(Stated goal): Give every entry again, word for word.

(Material supplied):
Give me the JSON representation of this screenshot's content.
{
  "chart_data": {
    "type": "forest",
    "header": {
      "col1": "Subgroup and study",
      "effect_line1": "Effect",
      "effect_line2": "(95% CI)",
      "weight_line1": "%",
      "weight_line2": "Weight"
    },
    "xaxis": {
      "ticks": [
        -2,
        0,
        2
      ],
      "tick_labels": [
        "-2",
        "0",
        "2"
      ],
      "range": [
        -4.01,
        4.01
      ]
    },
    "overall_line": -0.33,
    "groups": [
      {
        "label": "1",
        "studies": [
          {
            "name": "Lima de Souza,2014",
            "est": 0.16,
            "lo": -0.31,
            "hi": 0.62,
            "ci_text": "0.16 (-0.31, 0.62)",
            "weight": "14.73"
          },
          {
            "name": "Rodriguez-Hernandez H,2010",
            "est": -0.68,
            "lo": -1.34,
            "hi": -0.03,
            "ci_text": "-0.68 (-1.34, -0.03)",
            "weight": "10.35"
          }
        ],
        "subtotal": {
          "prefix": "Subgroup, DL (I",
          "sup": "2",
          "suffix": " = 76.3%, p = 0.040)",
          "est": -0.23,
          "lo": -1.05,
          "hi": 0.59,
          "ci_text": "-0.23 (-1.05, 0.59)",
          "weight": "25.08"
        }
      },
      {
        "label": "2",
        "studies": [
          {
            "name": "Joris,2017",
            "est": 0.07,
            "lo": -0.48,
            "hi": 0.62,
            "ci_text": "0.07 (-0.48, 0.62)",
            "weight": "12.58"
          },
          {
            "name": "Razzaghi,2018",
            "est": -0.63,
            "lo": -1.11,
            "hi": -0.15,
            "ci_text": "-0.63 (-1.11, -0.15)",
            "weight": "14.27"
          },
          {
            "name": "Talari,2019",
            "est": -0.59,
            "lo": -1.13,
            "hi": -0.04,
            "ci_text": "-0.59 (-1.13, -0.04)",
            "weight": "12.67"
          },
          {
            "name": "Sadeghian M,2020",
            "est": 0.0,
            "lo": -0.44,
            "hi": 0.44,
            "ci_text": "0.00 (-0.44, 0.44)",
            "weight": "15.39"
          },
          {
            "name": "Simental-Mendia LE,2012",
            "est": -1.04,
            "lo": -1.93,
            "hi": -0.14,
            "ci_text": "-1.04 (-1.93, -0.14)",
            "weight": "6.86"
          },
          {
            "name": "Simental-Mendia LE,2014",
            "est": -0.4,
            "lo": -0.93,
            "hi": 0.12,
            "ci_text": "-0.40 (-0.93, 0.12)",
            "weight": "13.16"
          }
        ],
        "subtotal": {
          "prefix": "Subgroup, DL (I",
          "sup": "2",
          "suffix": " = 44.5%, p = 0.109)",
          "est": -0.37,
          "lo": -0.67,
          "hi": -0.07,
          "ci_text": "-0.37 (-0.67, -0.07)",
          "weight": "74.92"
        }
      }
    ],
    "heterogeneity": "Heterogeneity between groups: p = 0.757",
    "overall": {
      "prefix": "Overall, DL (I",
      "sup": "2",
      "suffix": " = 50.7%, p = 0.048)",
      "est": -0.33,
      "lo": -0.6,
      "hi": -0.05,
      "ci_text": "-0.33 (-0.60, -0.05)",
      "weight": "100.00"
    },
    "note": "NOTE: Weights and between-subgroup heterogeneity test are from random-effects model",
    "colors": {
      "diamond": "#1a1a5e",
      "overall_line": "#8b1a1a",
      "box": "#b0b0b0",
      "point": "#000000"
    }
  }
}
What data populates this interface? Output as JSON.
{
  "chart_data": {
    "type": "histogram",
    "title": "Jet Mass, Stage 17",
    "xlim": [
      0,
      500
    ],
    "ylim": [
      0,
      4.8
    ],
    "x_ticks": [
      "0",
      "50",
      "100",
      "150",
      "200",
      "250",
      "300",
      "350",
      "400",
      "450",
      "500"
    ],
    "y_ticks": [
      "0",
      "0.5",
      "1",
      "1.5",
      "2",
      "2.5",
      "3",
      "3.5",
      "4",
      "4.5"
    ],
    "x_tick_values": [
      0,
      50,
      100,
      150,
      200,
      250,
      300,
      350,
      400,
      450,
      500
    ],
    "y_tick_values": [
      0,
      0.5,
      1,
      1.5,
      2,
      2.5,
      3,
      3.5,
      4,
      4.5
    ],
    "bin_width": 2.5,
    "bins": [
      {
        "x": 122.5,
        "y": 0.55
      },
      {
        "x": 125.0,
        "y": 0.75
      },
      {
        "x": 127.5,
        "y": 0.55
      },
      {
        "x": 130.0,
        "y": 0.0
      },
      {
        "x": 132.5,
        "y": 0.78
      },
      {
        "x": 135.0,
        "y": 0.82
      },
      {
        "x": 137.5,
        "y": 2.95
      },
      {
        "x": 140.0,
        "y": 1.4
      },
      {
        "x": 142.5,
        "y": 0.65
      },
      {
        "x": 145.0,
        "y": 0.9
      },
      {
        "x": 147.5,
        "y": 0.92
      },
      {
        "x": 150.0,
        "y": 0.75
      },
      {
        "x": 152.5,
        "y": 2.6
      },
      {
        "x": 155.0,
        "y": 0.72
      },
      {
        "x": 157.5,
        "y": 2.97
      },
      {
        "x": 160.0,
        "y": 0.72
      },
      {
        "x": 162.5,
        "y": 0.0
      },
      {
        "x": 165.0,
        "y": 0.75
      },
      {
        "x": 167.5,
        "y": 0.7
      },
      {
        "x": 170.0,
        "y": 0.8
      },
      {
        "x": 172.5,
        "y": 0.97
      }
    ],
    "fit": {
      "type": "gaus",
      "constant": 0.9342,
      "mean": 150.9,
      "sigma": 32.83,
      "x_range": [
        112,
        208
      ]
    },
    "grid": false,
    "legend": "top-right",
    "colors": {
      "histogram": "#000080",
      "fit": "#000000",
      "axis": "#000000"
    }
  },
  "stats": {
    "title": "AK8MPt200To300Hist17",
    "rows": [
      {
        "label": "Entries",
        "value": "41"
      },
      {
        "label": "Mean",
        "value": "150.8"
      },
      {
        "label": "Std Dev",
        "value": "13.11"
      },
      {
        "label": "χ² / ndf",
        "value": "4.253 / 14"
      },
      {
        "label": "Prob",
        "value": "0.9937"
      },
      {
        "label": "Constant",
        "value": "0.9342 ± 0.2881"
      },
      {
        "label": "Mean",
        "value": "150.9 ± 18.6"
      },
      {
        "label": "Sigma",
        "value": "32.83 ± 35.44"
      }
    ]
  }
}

(Correct output):
Give me the JSON representation of this screenshot's content.
{
  "chart_data": {
    "type": "forest",
    "header": {
      "col1": "Subgroup and study",
      "effect_line1": "Effect",
      "effect_line2": "(95% CI)",
      "weight_line1": "%",
      "weight_line2": "Weight"
    },
    "xaxis": {
      "ticks": [
        -2,
        0,
        2
      ],
      "tick_labels": [
        "-2",
        "0",
        "2"
      ],
      "range": [
        -4.01,
        4.01
      ]
    },
    "overall_line": -0.33,
    "groups": [
      {
        "label": "1",
        "studies": [
          {
            "name": "Lima de Souza,2014",
            "est": 0.16,
            "lo": -0.31,
            "hi": 0.62,
            "ci_text": "0.16 (-0.31, 0.62)",
            "weight": "14.73"
          },
          {
            "name": "Rodriguez-Hernandez H,2010",
            "est": -0.68,
            "lo": -1.34,
            "hi": -0.03,
            "ci_text": "-0.68 (-1.34, -0.03)",
            "weight": "10.35"
          }
        ],
        "subtotal": {
          "prefix": "Subgroup, DL (I",
          "sup": "2",
          "suffix": " = 76.3%, p = 0.040)",
          "est": -0.23,
          "lo": -1.05,
          "hi": 0.59,
          "ci_text": "-0.23 (-1.05, 0.59)",
          "weight": "25.08"
        }
      },
      {
        "label": "2",
        "studies": [
          {
            "name": "Joris,2017",
            "est": 0.07,
            "lo": -0.48,
            "hi": 0.62,
            "ci_text": "0.07 (-0.48, 0.62)",
            "weight": "12.58"
          },
          {
            "name": "Razzaghi,2018",
            "est": -0.63,
            "lo": -1.11,
            "hi": -0.15,
            "ci_text": "-0.63 (-1.11, -0.15)",
            "weight": "14.27"
          },
          {
            "name": "Talari,2019",
            "est": -0.59,
            "lo": -1.13,
            "hi": -0.04,
            "ci_text": "-0.59 (-1.13, -0.04)",
            "weight": "12.67"
          },
          {
            "name": "Sadeghian M,2020",
            "est": 0.0,
            "lo": -0.44,
            "hi": 0.44,
            "ci_text": "0.00 (-0.44, 0.44)",
            "weight": "15.39"
          },
          {
            "name": "Simental-Mendia LE,2012",
            "est": -1.04,
            "lo": -1.93,
            "hi": -0.14,
            "ci_text": "-1.04 (-1.93, -0.14)",
            "weight": "6.86"
          },
          {
            "name": "Simental-Mendia LE,2014",
            "est": -0.4,
            "lo": -0.93,
            "hi": 0.12,
            "ci_text": "-0.40 (-0.93, 0.12)",
            "weight": "13.16"
          }
        ],
        "subtotal": {
          "prefix": "Subgroup, DL (I",
          "sup": "2",
          "suffix": " = 44.5%, p = 0.109)",
          "est": -0.37,
          "lo": -0.67,
          "hi": -0.07,
          "ci_text": "-0.37 (-0.67, -0.07)",
          "weight": "74.92"
        }
      }
    ],
    "heterogeneity": "Heterogeneity between groups: p = 0.757",
    "overall": {
      "prefix": "Overall, DL (I",
      "sup": "2",
      "suffix": " = 50.7%, p = 0.048)",
      "est": -0.33,
      "lo": -0.6,
      "hi": -0.05,
      "ci_text": "-0.33 (-0.60, -0.05)",
      "weight": "100.00"
    },
    "note": "NOTE: Weights and between-subgroup heterogeneity test are from random-effects model",
    "colors": {
      "diamond": "#1a1a5e",
      "overall_line": "#8b1a1a",
      "box": "#b0b0b0",
      "point": "#000000"
    }
  }
}
What data populates this interface? Output as JSON.
{
  "chart_data": {
    "type": "histogram",
    "title": "Jet Mass, Stage 17",
    "xlim": [
      0,
      500
    ],
    "ylim": [
      0,
      4.8
    ],
    "x_ticks": [
      "0",
      "50",
      "100",
      "150",
      "200",
      "250",
      "300",
      "350",
      "400",
      "450",
      "500"
    ],
    "y_ticks": [
      "0",
      "0.5",
      "1",
      "1.5",
      "2",
      "2.5",
      "3",
      "3.5",
      "4",
      "4.5"
    ],
    "x_tick_values": [
      0,
      50,
      100,
      150,
      200,
      250,
      300,
      350,
      400,
      450,
      500
    ],
    "y_tick_values": [
      0,
      0.5,
      1,
      1.5,
      2,
      2.5,
      3,
      3.5,
      4,
      4.5
    ],
    "bin_width": 2.5,
    "bins": [
      {
        "x": 122.5,
        "y": 0.55
      },
      {
        "x": 125.0,
        "y": 0.75
      },
      {
        "x": 127.5,
        "y": 0.55
      },
      {
        "x": 130.0,
        "y": 0.0
      },
      {
        "x": 132.5,
        "y": 0.78
      },
      {
        "x": 135.0,
        "y": 0.82
      },
      {
        "x": 137.5,
        "y": 2.95
      },
      {
        "x": 140.0,
        "y": 1.4
      },
      {
        "x": 142.5,
        "y": 0.65
      },
      {
        "x": 145.0,
        "y": 0.9
      },
      {
        "x": 147.5,
        "y": 0.92
      },
      {
        "x": 150.0,
        "y": 0.75
      },
      {
        "x": 152.5,
        "y": 2.6
      },
      {
        "x": 155.0,
        "y": 0.72
      },
      {
        "x": 157.5,
        "y": 2.97
      },
      {
        "x": 160.0,
        "y": 0.72
      },
      {
        "x": 162.5,
        "y": 0.0
      },
      {
        "x": 165.0,
        "y": 0.75
      },
      {
        "x": 167.5,
        "y": 0.7
      },
      {
        "x": 170.0,
        "y": 0.8
      },
      {
        "x": 172.5,
        "y": 0.97
      }
    ],
    "fit": {
      "type": "gaus",
      "constant": 0.9342,
      "mean": 150.9,
      "sigma": 32.83,
      "x_range": [
        112,
        208
      ]
    },
    "grid": false,
    "legend": "top-right",
    "colors": {
      "histogram": "#000080",
      "fit": "#000000",
      "axis": "#000000"
    }
  },
  "stats": {
    "title": "AK8MPt200To300Hist17",
    "rows": [
      {
        "label": "Entries",
        "value": "41"
      },
      {
        "label": "Mean",
        "value": "150.8"
      },
      {
        "label": "Std Dev",
        "value": "13.11"
      },
      {
        "label": "χ² / ndf",
        "value": "4.253 / 14"
      },
      {
        "label": "Prob",
        "value": "0.9937"
      },
      {
        "label": "Constant",
        "value": "0.9342 ± 0.2881"
      },
      {
        "label": "Mean",
        "value": "150.9 ± 18.6"
      },
      {
        "label": "Sigma",
        "value": "32.83 ± 35.44"
      }
    ]
  }
}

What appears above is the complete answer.